## Exercise
Of all the lines in the material, how many include the word "Жамбыл"? Give only the number.

## Excerpted records
-- START --

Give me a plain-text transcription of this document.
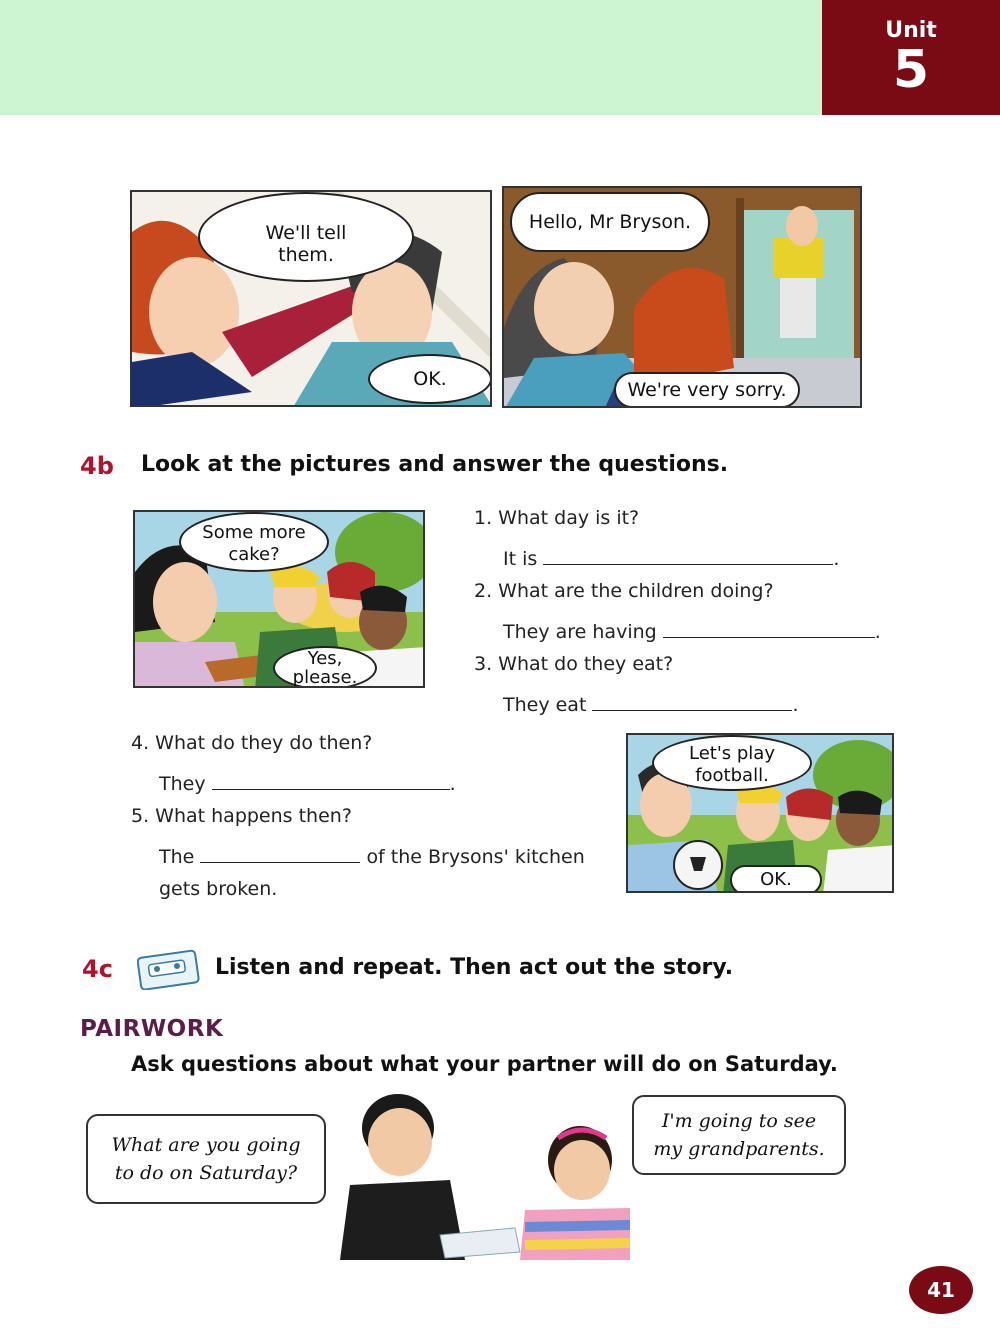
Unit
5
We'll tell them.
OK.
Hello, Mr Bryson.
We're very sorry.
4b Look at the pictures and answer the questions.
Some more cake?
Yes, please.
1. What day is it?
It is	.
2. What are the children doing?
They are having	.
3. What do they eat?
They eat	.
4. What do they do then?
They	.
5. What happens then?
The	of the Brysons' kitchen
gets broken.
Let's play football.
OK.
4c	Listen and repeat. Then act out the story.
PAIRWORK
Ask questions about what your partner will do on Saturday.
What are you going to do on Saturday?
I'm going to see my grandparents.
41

-- END --
-- START --

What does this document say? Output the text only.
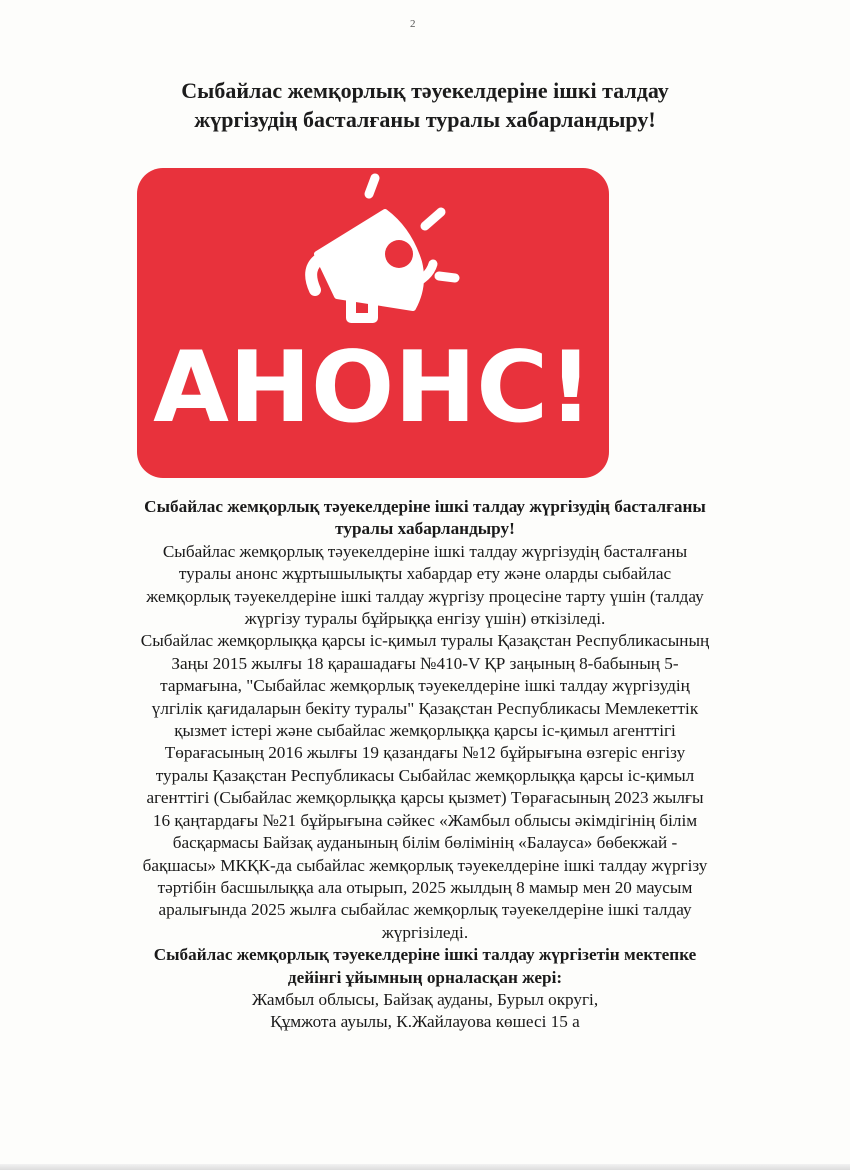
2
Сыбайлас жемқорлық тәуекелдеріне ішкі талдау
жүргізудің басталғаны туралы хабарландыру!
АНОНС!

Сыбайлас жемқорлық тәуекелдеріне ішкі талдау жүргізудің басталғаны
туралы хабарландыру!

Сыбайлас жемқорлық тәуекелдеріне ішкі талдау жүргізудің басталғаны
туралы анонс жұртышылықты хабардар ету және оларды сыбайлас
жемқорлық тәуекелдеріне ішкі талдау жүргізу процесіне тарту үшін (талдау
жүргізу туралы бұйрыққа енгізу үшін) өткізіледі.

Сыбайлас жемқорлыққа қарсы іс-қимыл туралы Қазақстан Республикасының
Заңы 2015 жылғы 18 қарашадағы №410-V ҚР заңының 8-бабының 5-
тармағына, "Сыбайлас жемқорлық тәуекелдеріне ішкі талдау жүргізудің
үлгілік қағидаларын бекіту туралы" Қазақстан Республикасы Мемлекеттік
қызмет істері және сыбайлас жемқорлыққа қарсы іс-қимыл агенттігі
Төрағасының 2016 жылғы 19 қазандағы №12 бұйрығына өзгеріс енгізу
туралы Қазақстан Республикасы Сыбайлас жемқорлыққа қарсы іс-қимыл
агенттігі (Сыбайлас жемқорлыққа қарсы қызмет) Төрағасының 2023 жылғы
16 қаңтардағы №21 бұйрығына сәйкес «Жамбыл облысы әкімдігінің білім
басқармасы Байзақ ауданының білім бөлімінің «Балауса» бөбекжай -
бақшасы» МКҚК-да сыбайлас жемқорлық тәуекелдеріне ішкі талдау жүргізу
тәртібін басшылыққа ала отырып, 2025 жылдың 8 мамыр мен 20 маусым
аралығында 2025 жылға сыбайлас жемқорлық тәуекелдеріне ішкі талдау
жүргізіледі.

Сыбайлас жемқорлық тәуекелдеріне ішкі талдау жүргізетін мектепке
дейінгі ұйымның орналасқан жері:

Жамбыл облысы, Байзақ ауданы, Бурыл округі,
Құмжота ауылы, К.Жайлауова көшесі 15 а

-- END --

## Result of the task
2